## Given task
Reproduce all of the data word for word.

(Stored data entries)
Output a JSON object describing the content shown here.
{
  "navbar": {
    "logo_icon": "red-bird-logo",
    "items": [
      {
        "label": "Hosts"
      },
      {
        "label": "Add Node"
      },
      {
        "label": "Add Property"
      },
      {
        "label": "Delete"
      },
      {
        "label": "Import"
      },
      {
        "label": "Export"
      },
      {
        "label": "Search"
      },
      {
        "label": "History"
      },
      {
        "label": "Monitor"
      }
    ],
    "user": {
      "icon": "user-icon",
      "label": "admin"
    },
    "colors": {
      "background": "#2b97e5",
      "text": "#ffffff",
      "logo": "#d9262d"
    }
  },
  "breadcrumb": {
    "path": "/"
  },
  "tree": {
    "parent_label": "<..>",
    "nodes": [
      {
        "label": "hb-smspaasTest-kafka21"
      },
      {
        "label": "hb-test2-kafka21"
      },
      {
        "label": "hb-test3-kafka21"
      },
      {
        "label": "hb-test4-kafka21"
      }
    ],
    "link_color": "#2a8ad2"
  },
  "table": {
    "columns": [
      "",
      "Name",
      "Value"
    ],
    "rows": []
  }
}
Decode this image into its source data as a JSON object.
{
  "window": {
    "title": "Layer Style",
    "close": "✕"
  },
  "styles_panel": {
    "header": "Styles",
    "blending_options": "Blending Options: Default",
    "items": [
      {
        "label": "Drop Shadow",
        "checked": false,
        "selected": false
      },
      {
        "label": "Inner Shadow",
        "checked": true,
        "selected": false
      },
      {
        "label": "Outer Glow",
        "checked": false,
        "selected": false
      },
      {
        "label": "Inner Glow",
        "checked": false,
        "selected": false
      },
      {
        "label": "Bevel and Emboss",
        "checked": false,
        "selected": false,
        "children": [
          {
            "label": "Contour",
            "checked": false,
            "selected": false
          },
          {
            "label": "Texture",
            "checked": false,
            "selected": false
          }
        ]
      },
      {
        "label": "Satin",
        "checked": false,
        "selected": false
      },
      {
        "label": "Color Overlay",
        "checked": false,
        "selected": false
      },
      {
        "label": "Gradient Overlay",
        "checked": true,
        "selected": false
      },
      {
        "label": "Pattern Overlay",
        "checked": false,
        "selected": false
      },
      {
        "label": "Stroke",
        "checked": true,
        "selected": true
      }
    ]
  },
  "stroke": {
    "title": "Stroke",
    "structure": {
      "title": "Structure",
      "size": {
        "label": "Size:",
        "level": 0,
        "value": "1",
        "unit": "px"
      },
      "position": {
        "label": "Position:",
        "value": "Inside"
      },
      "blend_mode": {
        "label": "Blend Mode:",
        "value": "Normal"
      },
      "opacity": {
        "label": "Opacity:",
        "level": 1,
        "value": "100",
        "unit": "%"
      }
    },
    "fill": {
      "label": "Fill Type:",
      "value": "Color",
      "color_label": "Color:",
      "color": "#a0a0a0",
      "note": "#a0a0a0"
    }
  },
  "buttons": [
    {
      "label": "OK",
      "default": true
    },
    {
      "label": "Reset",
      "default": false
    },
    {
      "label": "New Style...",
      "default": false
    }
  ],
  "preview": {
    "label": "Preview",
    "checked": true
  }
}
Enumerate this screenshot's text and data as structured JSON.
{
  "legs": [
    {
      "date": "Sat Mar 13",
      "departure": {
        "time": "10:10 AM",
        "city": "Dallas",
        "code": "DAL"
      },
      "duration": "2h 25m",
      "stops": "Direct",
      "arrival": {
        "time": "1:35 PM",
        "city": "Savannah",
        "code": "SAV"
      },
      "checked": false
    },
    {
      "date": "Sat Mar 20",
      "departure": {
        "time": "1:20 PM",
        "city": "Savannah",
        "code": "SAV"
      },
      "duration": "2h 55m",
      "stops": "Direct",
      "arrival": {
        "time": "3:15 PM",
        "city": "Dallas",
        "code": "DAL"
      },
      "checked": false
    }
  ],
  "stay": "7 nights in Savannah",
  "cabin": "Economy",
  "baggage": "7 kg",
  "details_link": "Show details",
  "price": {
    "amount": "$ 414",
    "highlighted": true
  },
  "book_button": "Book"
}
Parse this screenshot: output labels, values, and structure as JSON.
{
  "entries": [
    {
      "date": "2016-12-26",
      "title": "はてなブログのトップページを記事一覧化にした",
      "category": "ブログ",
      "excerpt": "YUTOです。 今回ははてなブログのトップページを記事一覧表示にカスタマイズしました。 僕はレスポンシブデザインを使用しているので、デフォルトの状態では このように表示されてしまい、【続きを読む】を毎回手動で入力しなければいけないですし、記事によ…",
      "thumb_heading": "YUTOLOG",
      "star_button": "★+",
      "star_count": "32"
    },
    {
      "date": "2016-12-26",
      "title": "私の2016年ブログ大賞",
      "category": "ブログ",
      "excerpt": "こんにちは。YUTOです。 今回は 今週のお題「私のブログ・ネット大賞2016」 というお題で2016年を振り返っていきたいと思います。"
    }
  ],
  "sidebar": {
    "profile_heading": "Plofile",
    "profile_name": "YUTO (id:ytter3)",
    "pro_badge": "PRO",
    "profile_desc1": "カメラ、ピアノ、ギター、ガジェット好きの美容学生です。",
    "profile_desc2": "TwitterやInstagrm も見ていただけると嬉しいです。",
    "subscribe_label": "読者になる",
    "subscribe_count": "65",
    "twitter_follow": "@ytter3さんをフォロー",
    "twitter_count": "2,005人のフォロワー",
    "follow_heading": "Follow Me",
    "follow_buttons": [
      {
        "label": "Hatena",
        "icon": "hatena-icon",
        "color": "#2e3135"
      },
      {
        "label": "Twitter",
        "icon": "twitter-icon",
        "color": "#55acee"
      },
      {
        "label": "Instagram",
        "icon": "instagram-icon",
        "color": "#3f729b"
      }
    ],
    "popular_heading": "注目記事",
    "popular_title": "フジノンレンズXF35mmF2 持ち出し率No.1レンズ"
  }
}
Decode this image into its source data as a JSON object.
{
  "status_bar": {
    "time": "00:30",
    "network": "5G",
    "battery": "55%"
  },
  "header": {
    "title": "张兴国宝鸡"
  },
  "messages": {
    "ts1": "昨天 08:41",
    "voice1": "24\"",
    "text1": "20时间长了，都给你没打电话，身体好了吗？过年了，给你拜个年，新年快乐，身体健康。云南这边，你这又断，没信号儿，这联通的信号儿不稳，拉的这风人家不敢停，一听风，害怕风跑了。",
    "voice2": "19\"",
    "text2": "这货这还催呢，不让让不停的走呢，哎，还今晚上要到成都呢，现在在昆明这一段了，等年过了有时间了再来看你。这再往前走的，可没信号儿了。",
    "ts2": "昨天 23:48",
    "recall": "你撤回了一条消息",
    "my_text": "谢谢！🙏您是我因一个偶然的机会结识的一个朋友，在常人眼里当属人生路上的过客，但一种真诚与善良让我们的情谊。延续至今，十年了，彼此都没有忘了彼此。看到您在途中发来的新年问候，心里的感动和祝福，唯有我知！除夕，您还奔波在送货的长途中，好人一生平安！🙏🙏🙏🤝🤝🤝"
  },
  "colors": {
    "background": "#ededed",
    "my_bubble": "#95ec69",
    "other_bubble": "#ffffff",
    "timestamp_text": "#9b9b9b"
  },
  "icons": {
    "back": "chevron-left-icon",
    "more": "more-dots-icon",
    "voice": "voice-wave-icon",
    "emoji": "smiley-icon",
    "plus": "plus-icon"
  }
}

## Solution for this exercise
Output a JSON object describing the content shown here.
{
  "navbar": {
    "logo_icon": "red-bird-logo",
    "items": [
      {
        "label": "Hosts"
      },
      {
        "label": "Add Node"
      },
      {
        "label": "Add Property"
      },
      {
        "label": "Delete"
      },
      {
        "label": "Import"
      },
      {
        "label": "Export"
      },
      {
        "label": "Search"
      },
      {
        "label": "History"
      },
      {
        "label": "Monitor"
      }
    ],
    "user": {
      "icon": "user-icon",
      "label": "admin"
    },
    "colors": {
      "background": "#2b97e5",
      "text": "#ffffff",
      "logo": "#d9262d"
    }
  },
  "breadcrumb": {
    "path": "/"
  },
  "tree": {
    "parent_label": "<..>",
    "nodes": [
      {
        "label": "hb-smspaasTest-kafka21"
      },
      {
        "label": "hb-test2-kafka21"
      },
      {
        "label": "hb-test3-kafka21"
      },
      {
        "label": "hb-test4-kafka21"
      }
    ],
    "link_color": "#2a8ad2"
  },
  "table": {
    "columns": [
      "",
      "Name",
      "Value"
    ],
    "rows": []
  }
}
Decode this image into its source data as a JSON object.
{
  "window": {
    "title": "Layer Style",
    "close": "✕"
  },
  "styles_panel": {
    "header": "Styles",
    "blending_options": "Blending Options: Default",
    "items": [
      {
        "label": "Drop Shadow",
        "checked": false,
        "selected": false
      },
      {
        "label": "Inner Shadow",
        "checked": true,
        "selected": false
      },
      {
        "label": "Outer Glow",
        "checked": false,
        "selected": false
      },
      {
        "label": "Inner Glow",
        "checked": false,
        "selected": false
      },
      {
        "label": "Bevel and Emboss",
        "checked": false,
        "selected": false,
        "children": [
          {
            "label": "Contour",
            "checked": false,
            "selected": false
          },
          {
            "label": "Texture",
            "checked": false,
            "selected": false
          }
        ]
      },
      {
        "label": "Satin",
        "checked": false,
        "selected": false
      },
      {
        "label": "Color Overlay",
        "checked": false,
        "selected": false
      },
      {
        "label": "Gradient Overlay",
        "checked": true,
        "selected": false
      },
      {
        "label": "Pattern Overlay",
        "checked": false,
        "selected": false
      },
      {
        "label": "Stroke",
        "checked": true,
        "selected": true
      }
    ]
  },
  "stroke": {
    "title": "Stroke",
    "structure": {
      "title": "Structure",
      "size": {
        "label": "Size:",
        "level": 0,
        "value": "1",
        "unit": "px"
      },
      "position": {
        "label": "Position:",
        "value": "Inside"
      },
      "blend_mode": {
        "label": "Blend Mode:",
        "value": "Normal"
      },
      "opacity": {
        "label": "Opacity:",
        "level": 1,
        "value": "100",
        "unit": "%"
      }
    },
    "fill": {
      "label": "Fill Type:",
      "value": "Color",
      "color_label": "Color:",
      "color": "#a0a0a0",
      "note": "#a0a0a0"
    }
  },
  "buttons": [
    {
      "label": "OK",
      "default": true
    },
    {
      "label": "Reset",
      "default": false
    },
    {
      "label": "New Style...",
      "default": false
    }
  ],
  "preview": {
    "label": "Preview",
    "checked": true
  }
}
Enumerate this screenshot's text and data as structured JSON.
{
  "legs": [
    {
      "date": "Sat Mar 13",
      "departure": {
        "time": "10:10 AM",
        "city": "Dallas",
        "code": "DAL"
      },
      "duration": "2h 25m",
      "stops": "Direct",
      "arrival": {
        "time": "1:35 PM",
        "city": "Savannah",
        "code": "SAV"
      },
      "checked": false
    },
    {
      "date": "Sat Mar 20",
      "departure": {
        "time": "1:20 PM",
        "city": "Savannah",
        "code": "SAV"
      },
      "duration": "2h 55m",
      "stops": "Direct",
      "arrival": {
        "time": "3:15 PM",
        "city": "Dallas",
        "code": "DAL"
      },
      "checked": false
    }
  ],
  "stay": "7 nights in Savannah",
  "cabin": "Economy",
  "baggage": "7 kg",
  "details_link": "Show details",
  "price": {
    "amount": "$ 414",
    "highlighted": true
  },
  "book_button": "Book"
}
Parse this screenshot: output labels, values, and structure as JSON.
{
  "entries": [
    {
      "date": "2016-12-26",
      "title": "はてなブログのトップページを記事一覧化にした",
      "category": "ブログ",
      "excerpt": "YUTOです。 今回ははてなブログのトップページを記事一覧表示にカスタマイズしました。 僕はレスポンシブデザインを使用しているので、デフォルトの状態では このように表示されてしまい、【続きを読む】を毎回手動で入力しなければいけないですし、記事によ…",
      "thumb_heading": "YUTOLOG",
      "star_button": "★+",
      "star_count": "32"
    },
    {
      "date": "2016-12-26",
      "title": "私の2016年ブログ大賞",
      "category": "ブログ",
      "excerpt": "こんにちは。YUTOです。 今回は 今週のお題「私のブログ・ネット大賞2016」 というお題で2016年を振り返っていきたいと思います。"
    }
  ],
  "sidebar": {
    "profile_heading": "Plofile",
    "profile_name": "YUTO (id:ytter3)",
    "pro_badge": "PRO",
    "profile_desc1": "カメラ、ピアノ、ギター、ガジェット好きの美容学生です。",
    "profile_desc2": "TwitterやInstagrm も見ていただけると嬉しいです。",
    "subscribe_label": "読者になる",
    "subscribe_count": "65",
    "twitter_follow": "@ytter3さんをフォロー",
    "twitter_count": "2,005人のフォロワー",
    "follow_heading": "Follow Me",
    "follow_buttons": [
      {
        "label": "Hatena",
        "icon": "hatena-icon",
        "color": "#2e3135"
      },
      {
        "label": "Twitter",
        "icon": "twitter-icon",
        "color": "#55acee"
      },
      {
        "label": "Instagram",
        "icon": "instagram-icon",
        "color": "#3f729b"
      }
    ],
    "popular_heading": "注目記事",
    "popular_title": "フジノンレンズXF35mmF2 持ち出し率No.1レンズ"
  }
}
Decode this image into its source data as a JSON object.
{
  "status_bar": {
    "time": "00:30",
    "network": "5G",
    "battery": "55%"
  },
  "header": {
    "title": "张兴国宝鸡"
  },
  "messages": {
    "ts1": "昨天 08:41",
    "voice1": "24\"",
    "text1": "20时间长了，都给你没打电话，身体好了吗？过年了，给你拜个年，新年快乐，身体健康。云南这边，你这又断，没信号儿，这联通的信号儿不稳，拉的这风人家不敢停，一听风，害怕风跑了。",
    "voice2": "19\"",
    "text2": "这货这还催呢，不让让不停的走呢，哎，还今晚上要到成都呢，现在在昆明这一段了，等年过了有时间了再来看你。这再往前走的，可没信号儿了。",
    "ts2": "昨天 23:48",
    "recall": "你撤回了一条消息",
    "my_text": "谢谢！🙏您是我因一个偶然的机会结识的一个朋友，在常人眼里当属人生路上的过客，但一种真诚与善良让我们的情谊。延续至今，十年了，彼此都没有忘了彼此。看到您在途中发来的新年问候，心里的感动和祝福，唯有我知！除夕，您还奔波在送货的长途中，好人一生平安！🙏🙏🙏🤝🤝🤝"
  },
  "colors": {
    "background": "#ededed",
    "my_bubble": "#95ec69",
    "other_bubble": "#ffffff",
    "timestamp_text": "#9b9b9b"
  },
  "icons": {
    "back": "chevron-left-icon",
    "more": "more-dots-icon",
    "voice": "voice-wave-icon",
    "emoji": "smiley-icon",
    "plus": "plus-icon"
  }
}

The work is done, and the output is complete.